* _YOUR TASK_
Retype the listing that follows, word for word.

Dataset entries:
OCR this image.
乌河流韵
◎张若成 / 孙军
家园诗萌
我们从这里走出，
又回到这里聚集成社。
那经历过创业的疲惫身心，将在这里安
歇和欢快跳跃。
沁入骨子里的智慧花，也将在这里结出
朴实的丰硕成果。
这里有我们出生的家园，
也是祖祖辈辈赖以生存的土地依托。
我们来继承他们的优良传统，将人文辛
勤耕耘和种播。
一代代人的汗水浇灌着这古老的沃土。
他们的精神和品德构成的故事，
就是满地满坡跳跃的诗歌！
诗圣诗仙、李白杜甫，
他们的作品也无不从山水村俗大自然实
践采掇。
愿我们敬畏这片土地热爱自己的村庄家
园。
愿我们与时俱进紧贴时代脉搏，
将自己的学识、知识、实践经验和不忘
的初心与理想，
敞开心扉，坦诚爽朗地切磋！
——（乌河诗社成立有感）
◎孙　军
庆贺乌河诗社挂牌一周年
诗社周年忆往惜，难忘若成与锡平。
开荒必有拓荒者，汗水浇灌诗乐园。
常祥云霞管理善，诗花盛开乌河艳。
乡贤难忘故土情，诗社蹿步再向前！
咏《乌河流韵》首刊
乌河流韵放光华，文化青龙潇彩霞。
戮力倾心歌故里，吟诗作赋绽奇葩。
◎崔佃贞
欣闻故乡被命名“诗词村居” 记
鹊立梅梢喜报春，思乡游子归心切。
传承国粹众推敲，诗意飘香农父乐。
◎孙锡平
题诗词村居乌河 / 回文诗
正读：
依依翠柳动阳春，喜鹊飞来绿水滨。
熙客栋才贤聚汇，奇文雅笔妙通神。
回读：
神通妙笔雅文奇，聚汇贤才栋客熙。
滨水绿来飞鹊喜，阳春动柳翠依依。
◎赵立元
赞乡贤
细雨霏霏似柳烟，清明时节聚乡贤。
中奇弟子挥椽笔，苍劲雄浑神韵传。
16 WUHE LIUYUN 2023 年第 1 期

* _SOLUTION_
OCR this image.
乌河流韵
◎张若成 / 孙军
家园诗萌
我们从这里走出，
又回到这里聚集成社。
那经历过创业的疲惫身心，将在这里安
歇和欢快跳跃。
沁入骨子里的智慧花，也将在这里结出
朴实的丰硕成果。
这里有我们出生的家园，
也是祖祖辈辈赖以生存的土地依托。
我们来继承他们的优良传统，将人文辛
勤耕耘和种播。
一代代人的汗水浇灌着这古老的沃土。
他们的精神和品德构成的故事，
就是满地满坡跳跃的诗歌！
诗圣诗仙、李白杜甫，
他们的作品也无不从山水村俗大自然实
践采掇。
愿我们敬畏这片土地热爱自己的村庄家
园。
愿我们与时俱进紧贴时代脉搏，
将自己的学识、知识、实践经验和不忘
的初心与理想，
敞开心扉，坦诚爽朗地切磋！
——（乌河诗社成立有感）
◎孙　军
庆贺乌河诗社挂牌一周年
诗社周年忆往惜，难忘若成与锡平。
开荒必有拓荒者，汗水浇灌诗乐园。
常祥云霞管理善，诗花盛开乌河艳。
乡贤难忘故土情，诗社蹿步再向前！
咏《乌河流韵》首刊
乌河流韵放光华，文化青龙潇彩霞。
戮力倾心歌故里，吟诗作赋绽奇葩。
◎崔佃贞
欣闻故乡被命名“诗词村居” 记
鹊立梅梢喜报春，思乡游子归心切。
传承国粹众推敲，诗意飘香农父乐。
◎孙锡平
题诗词村居乌河 / 回文诗
正读：
依依翠柳动阳春，喜鹊飞来绿水滨。
熙客栋才贤聚汇，奇文雅笔妙通神。
回读：
神通妙笔雅文奇，聚汇贤才栋客熙。
滨水绿来飞鹊喜，阳春动柳翠依依。
◎赵立元
赞乡贤
细雨霏霏似柳烟，清明时节聚乡贤。
中奇弟子挥椽笔，苍劲雄浑神韵传。
16 WUHE LIUYUN 2023 年第 1 期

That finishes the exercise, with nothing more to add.